SHORT EXERCISE
Write out the material exactly, leaving every picture behind.

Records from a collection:
+-------+

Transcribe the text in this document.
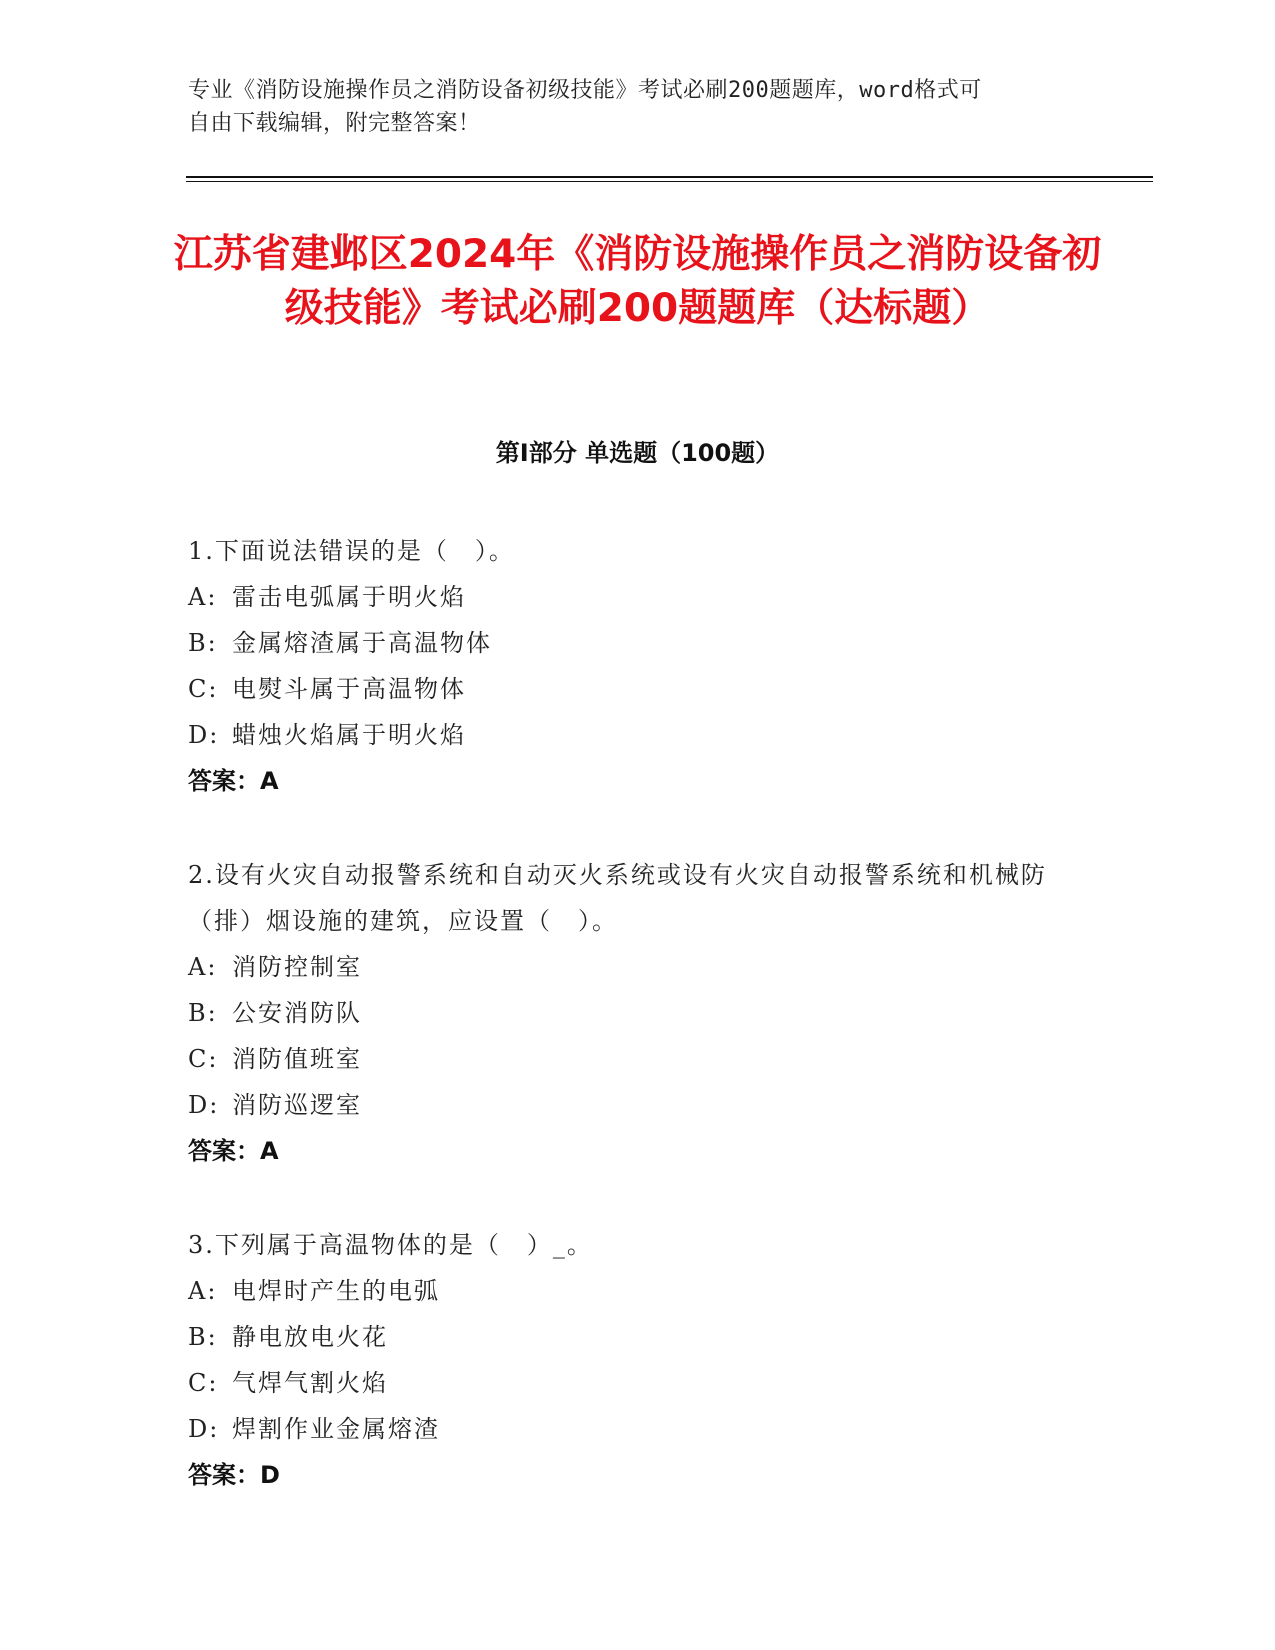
专业《消防设施操作员之消防设备初级技能》考试必刷200题题库，word格式可
自由下载编辑，附完整答案！
江苏省建邺区2024年《消防设施操作员之消防设备初级技能》考试必刷200题题库（达标题）
第Ⅰ部分 单选题（100题）
1.下面说法错误的是（　）。
A: 雷击电弧属于明火焰
B: 金属熔渣属于高温物体
C: 电熨斗属于高温物体
D: 蜡烛火焰属于明火焰
答案：A
2.设有火灾自动报警系统和自动灭火系统或设有火灾自动报警系统和机械防（排）烟设施的建筑，应设置（　）。
A: 消防控制室
B: 公安消防队
C: 消防值班室
D: 消防巡逻室
答案：A
3.下列属于高温物体的是（　）_。
A: 电焊时产生的电弧
B: 静电放电火花
C: 气焊气割火焰
D: 焊割作业金属熔渣
答案：D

+-------+

EXPECTED OUTPUT
Transcribe the text in this document.
专业《消防设施操作员之消防设备初级技能》考试必刷200题题库，word格式可
自由下载编辑，附完整答案！
江苏省建邺区2024年《消防设施操作员之消防设备初级技能》考试必刷200题题库（达标题）
第Ⅰ部分 单选题（100题）
1.下面说法错误的是（　）。
A: 雷击电弧属于明火焰
B: 金属熔渣属于高温物体
C: 电熨斗属于高温物体
D: 蜡烛火焰属于明火焰
答案：A
2.设有火灾自动报警系统和自动灭火系统或设有火灾自动报警系统和机械防（排）烟设施的建筑，应设置（　）。
A: 消防控制室
B: 公安消防队
C: 消防值班室
D: 消防巡逻室
答案：A
3.下列属于高温物体的是（　）_。
A: 电焊时产生的电弧
B: 静电放电火花
C: 气焊气割火焰
D: 焊割作业金属熔渣
答案：D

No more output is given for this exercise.